Items listed in a dataset:
----------------------------------------

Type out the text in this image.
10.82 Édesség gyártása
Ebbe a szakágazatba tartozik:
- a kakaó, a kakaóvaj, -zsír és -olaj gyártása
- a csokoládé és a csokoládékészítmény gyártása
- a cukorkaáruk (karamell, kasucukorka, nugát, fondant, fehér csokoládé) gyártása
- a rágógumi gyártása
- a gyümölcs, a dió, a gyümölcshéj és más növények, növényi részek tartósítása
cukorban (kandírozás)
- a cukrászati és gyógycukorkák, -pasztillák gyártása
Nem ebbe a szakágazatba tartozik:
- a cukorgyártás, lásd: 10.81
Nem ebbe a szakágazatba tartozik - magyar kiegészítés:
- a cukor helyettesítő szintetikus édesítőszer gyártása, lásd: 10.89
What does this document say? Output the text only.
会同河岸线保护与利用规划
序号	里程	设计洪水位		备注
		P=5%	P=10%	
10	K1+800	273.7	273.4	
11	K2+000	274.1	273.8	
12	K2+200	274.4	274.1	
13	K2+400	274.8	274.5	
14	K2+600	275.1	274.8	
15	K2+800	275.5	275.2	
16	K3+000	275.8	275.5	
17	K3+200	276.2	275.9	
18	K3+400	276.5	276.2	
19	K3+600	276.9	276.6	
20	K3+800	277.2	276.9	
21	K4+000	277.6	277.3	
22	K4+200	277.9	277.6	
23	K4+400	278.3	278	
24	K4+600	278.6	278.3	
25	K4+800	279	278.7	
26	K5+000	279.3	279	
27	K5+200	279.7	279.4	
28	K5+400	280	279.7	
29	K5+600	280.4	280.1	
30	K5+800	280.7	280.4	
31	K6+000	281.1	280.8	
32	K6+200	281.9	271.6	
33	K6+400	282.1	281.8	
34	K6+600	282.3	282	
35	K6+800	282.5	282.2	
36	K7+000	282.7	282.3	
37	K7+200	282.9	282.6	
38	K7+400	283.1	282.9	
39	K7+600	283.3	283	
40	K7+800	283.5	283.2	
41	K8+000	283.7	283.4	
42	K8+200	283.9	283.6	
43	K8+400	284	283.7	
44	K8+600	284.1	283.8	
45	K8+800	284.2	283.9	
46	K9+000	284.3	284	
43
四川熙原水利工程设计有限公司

----------------------------------------

Transcribe the material exactly as it reads.

Solution for this task ::
Type out the text in this image.
10.82 Édesség gyártása
Ebbe a szakágazatba tartozik:
- a kakaó, a kakaóvaj, -zsír és -olaj gyártása
- a csokoládé és a csokoládékészítmény gyártása
- a cukorkaáruk (karamell, kasucukorka, nugát, fondant, fehér csokoládé) gyártása
- a rágógumi gyártása
- a gyümölcs, a dió, a gyümölcshéj és más növények, növényi részek tartósítása
cukorban (kandírozás)
- a cukrászati és gyógycukorkák, -pasztillák gyártása
Nem ebbe a szakágazatba tartozik:
- a cukorgyártás, lásd: 10.81
Nem ebbe a szakágazatba tartozik - magyar kiegészítés:
- a cukor helyettesítő szintetikus édesítőszer gyártása, lásd: 10.89
What does this document say? Output the text only.
会同河岸线保护与利用规划
序号	里程	设计洪水位		备注
		P=5%	P=10%	
10	K1+800	273.7	273.4	
11	K2+000	274.1	273.8	
12	K2+200	274.4	274.1	
13	K2+400	274.8	274.5	
14	K2+600	275.1	274.8	
15	K2+800	275.5	275.2	
16	K3+000	275.8	275.5	
17	K3+200	276.2	275.9	
18	K3+400	276.5	276.2	
19	K3+600	276.9	276.6	
20	K3+800	277.2	276.9	
21	K4+000	277.6	277.3	
22	K4+200	277.9	277.6	
23	K4+400	278.3	278	
24	K4+600	278.6	278.3	
25	K4+800	279	278.7	
26	K5+000	279.3	279	
27	K5+200	279.7	279.4	
28	K5+400	280	279.7	
29	K5+600	280.4	280.1	
30	K5+800	280.7	280.4	
31	K6+000	281.1	280.8	
32	K6+200	281.9	271.6	
33	K6+400	282.1	281.8	
34	K6+600	282.3	282	
35	K6+800	282.5	282.2	
36	K7+000	282.7	282.3	
37	K7+200	282.9	282.6	
38	K7+400	283.1	282.9	
39	K7+600	283.3	283	
40	K7+800	283.5	283.2	
41	K8+000	283.7	283.4	
42	K8+200	283.9	283.6	
43	K8+400	284	283.7	
44	K8+600	284.1	283.8	
45	K8+800	284.2	283.9	
46	K9+000	284.3	284	
43
四川熙原水利工程设计有限公司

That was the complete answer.